══ TEKS SUMBER

Kantor berita Reuters melaporkan, Jaish al-Islam yang berkuasa di Ghouta Timur sepakat membebaskan 29 sandera asal pemerintah Assad mau mengevakuasi 29 pasien itu.
Kesepakatan tersebut difasilitasi Komite Internasional Palang Merah (ICRC). Permintaan itu diproses sejak lama, tapi kesepakatan baru tercapai dua bulan kemudian. Rentang waktu yang cukup lama itulah yang membuat Alnada meninggal.
Meski begitu, bagi ICRC, kesepakatan yang tercapai kali ini melegakan. ”Senang rasanya negosiasi kami membuahkan kesepakatan penting. Ini adalah sinyal harapan bagi masa depan Syria,” tegas Presiden Federasi Internasional Palang Merah Francesco Rocca.
Kondisi penduduk Ghouta Timur memang mengenaskan. Assad dan pasukannya telah memblokade dan membombardir wilayah yang dihuni 400 ribu penduduk tersebut sejak 2013.

════
══ BAHAN YANG DISEDIAKAN

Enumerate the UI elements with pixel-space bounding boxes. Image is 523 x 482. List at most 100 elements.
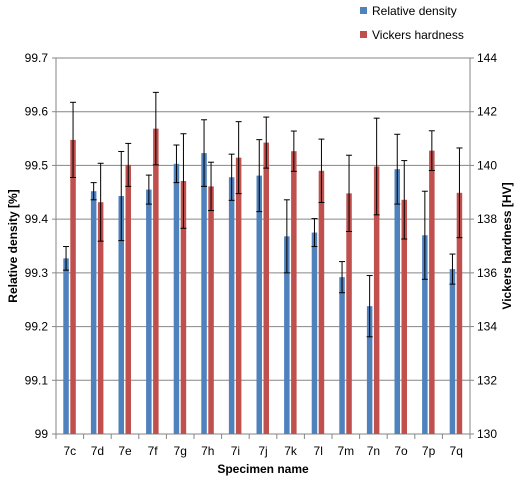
error-bar-relative-density-7h: [201, 119, 208, 187]
y-axis-title: Relative density [%]: [6, 189, 20, 302]
x-tick-label: 7e: [118, 444, 132, 458]
x-tick-label: 7i: [231, 444, 240, 458]
y-tick-label: 99.3: [25, 266, 49, 280]
error-bar-relative-density-7q: [449, 253, 456, 285]
error-bar-relative-density-7j: [256, 139, 263, 213]
gridlines: [56, 111, 470, 381]
x-tick-label: 7k: [284, 444, 298, 458]
error-bar-relative-density-7g: [173, 144, 180, 184]
bar-vickers-hardness-7m: [346, 193, 352, 434]
bar-relative-density-7l: [311, 232, 318, 434]
x-tick-label: 7c: [63, 444, 76, 458]
error-bar-vickers-hardness-7l: [318, 138, 325, 203]
error-bar-vickers-hardness-7o: [401, 160, 408, 240]
x-tick-label: 7n: [367, 444, 380, 458]
error-bar-vickers-hardness-7p: [428, 130, 435, 172]
error-bar-vickers-hardness-7m: [346, 154, 353, 232]
bar-relative-density-7d: [90, 191, 97, 434]
bar-vickers-hardness-7e: [125, 164, 131, 435]
bars: [63, 128, 463, 435]
bar-vickers-hardness-7o: [401, 199, 407, 434]
y-tick-label: 99.5: [25, 158, 49, 172]
bar-relative-density-7o: [394, 169, 400, 434]
x-axis-title: Specimen name: [217, 462, 309, 476]
bar-vickers-hardness-7p: [429, 150, 435, 434]
error-bar-vickers-hardness-7i: [235, 121, 242, 195]
bar-relative-density-7f: [146, 189, 152, 434]
bar-relative-density-7k: [284, 236, 290, 434]
y-tick-label: 99.2: [25, 320, 49, 334]
error-bar-relative-density-7n: [366, 275, 373, 338]
error-bar-relative-density-7k: [283, 199, 290, 274]
bar-relative-density-7e: [118, 196, 124, 434]
error-bar-relative-density-7l: [311, 218, 318, 248]
bar-relative-density-7p: [422, 235, 428, 434]
y-tick-label: 99.1: [25, 373, 49, 387]
bar-vickers-hardness-7n: [373, 166, 380, 434]
error-bar-vickers-hardness-7j: [263, 116, 270, 169]
bar-relative-density-7c: [63, 258, 69, 434]
y2-tick-label: 140: [477, 158, 497, 172]
y2-axis-ticks: 130 132 134 136 138 140 142 144: [470, 51, 497, 441]
x-tick-label: 7l: [314, 444, 323, 458]
y2-tick-label: 136: [477, 266, 497, 280]
bar-vickers-hardness-7l: [318, 170, 325, 435]
y2-tick-label: 138: [477, 212, 497, 226]
y2-tick-label: 132: [477, 373, 497, 387]
error-bar-relative-density-7e: [118, 150, 125, 242]
error-bar-relative-density-7m: [339, 261, 346, 294]
bar-vickers-hardness-7c: [70, 139, 76, 434]
x-tick-label: 7j: [258, 444, 267, 458]
error-bar-relative-density-7i: [228, 153, 235, 201]
legend-label-relative-density: Relative density: [372, 4, 457, 18]
y-tick-label: 99.6: [25, 105, 49, 119]
x-tick-label: 7d: [91, 444, 104, 458]
bar-relative-density-7m: [339, 277, 345, 434]
legend-swatch-vickers-hardness: [360, 31, 367, 38]
error-bar-relative-density-7o: [394, 133, 401, 205]
bar-relative-density-7h: [201, 153, 207, 434]
bar-relative-density-7j: [256, 175, 262, 435]
error-bar-vickers-hardness-7k: [290, 130, 297, 172]
y2-tick-label: 144: [477, 51, 497, 65]
error-bar-vickers-hardness-7n: [373, 117, 380, 216]
x-tick-label: 7o: [394, 444, 408, 458]
x-tick-label: 7h: [201, 444, 214, 458]
bar-vickers-hardness-7j: [263, 142, 269, 434]
bar-vickers-hardness-7k: [291, 151, 297, 435]
x-tick-label: 7g: [174, 444, 187, 458]
error-bar-relative-density-7p: [421, 190, 428, 280]
bar-vickers-hardness-7h: [208, 186, 214, 434]
bar-relative-density-7n: [366, 306, 373, 434]
plot-area: [55, 57, 471, 435]
bar-vickers-hardness-7d: [97, 202, 104, 434]
error-bar-relative-density-7c: [63, 246, 70, 271]
y2-axis-title: Vickers hardness [HV]: [500, 182, 514, 309]
error-bar-vickers-hardness-7g: [180, 133, 187, 229]
error-bar-vickers-hardness-7e: [125, 142, 132, 187]
legend-swatch-relative-density: [360, 7, 367, 14]
y2-tick-label: 134: [477, 320, 497, 334]
error-bar-vickers-hardness-7h: [208, 161, 215, 212]
legend: Relative density Vickers hardness: [360, 4, 464, 42]
y-tick-label: 99: [35, 427, 49, 441]
bar-relative-density-7q: [449, 269, 456, 434]
bar-relative-density-7i: [228, 177, 235, 434]
y2-tick-label: 142: [477, 105, 497, 119]
error-bar-vickers-hardness-7d: [97, 162, 104, 242]
bar-vickers-hardness-7i: [235, 157, 242, 434]
x-tick-label: 7m: [337, 444, 354, 458]
x-axis-ticks: 7c 7d 7e 7f 7g 7h 7i 7j 7k 7l 7m 7n 7o 7p 7q: [55, 434, 471, 458]
bar-relative-density-7g: [173, 163, 180, 434]
legend-label-vickers-hardness: Vickers hardness: [372, 28, 464, 42]
y2-tick-label: 130: [477, 427, 497, 441]
bar-vickers-hardness-7q: [456, 192, 463, 434]
error-bar-relative-density-7f: [145, 174, 152, 205]
error-bar-vickers-hardness-7q: [456, 147, 463, 239]
x-tick-label: 7f: [148, 444, 159, 458]
x-tick-label: 7q: [450, 444, 463, 458]
y-tick-label: 99.4: [25, 212, 49, 226]
y-tick-label: 99.7: [25, 51, 49, 65]
y-axis-ticks: 99 99.1 99.2 99.3 99.4 99.5 99.6 99.7: [25, 51, 56, 441]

════

**SOAL UNTUK DIKERJAKAN**
[1] Menurut teks sumber, sejak tahun berapa Assad dan pasukannya memblokade dan membombardir Ghouta Timur?
[2] Tentukan apakah setiap pernyataan berikut sesuai dengan teks sumber. Jawab ya atau tidak, lalu kutip kata-kata teks yang menentukan.
(a) Kesepakatan itu difasilitasi oleh Komite Internasional Palang Merah.
(b) Wilayah Ghouta Timur dihuni 40 ribu penduduk.
(c) Francesco Rocca adalah Presiden Federasi Internasional Palang Merah.
[3] Salin persis bagian teks sumber, mulai dari kata-kata yang memuat "Kesepakatan tersebut difasilitasi" dan berhenti setelah "Merah Francesco Rocca.".

**JAWABAN TERTULIS**
[1] Sejak 2013.

[2]
(a) Ya: "Kesepakatan tersebut difasilitasi Komite Internasional Palang Merah (ICRC)."
(b) Tidak: "wilayah yang dihuni 400 ribu penduduk tersebut"
(c) Ya: "tegas Presiden Federasi Internasional Palang Merah Francesco Rocca"

[3]
Kesepakatan tersebut difasilitasi Komite Internasional Palang Merah (ICRC). Permintaan itu diproses sejak lama, tapi kesepakatan baru tercapai dua bulan kemudian. Rentang waktu yang cukup lama itulah yang membuat Alnada meninggal.
Meski begitu, bagi ICRC, kesepakatan yang tercapai kali ini melegakan. ”Senang rasanya negosiasi kami membuahkan kesepakatan penting. Ini adalah sinyal harapan bagi masa depan Syria,” tegas Presiden Federasi Internasional Palang Merah Francesco Rocca.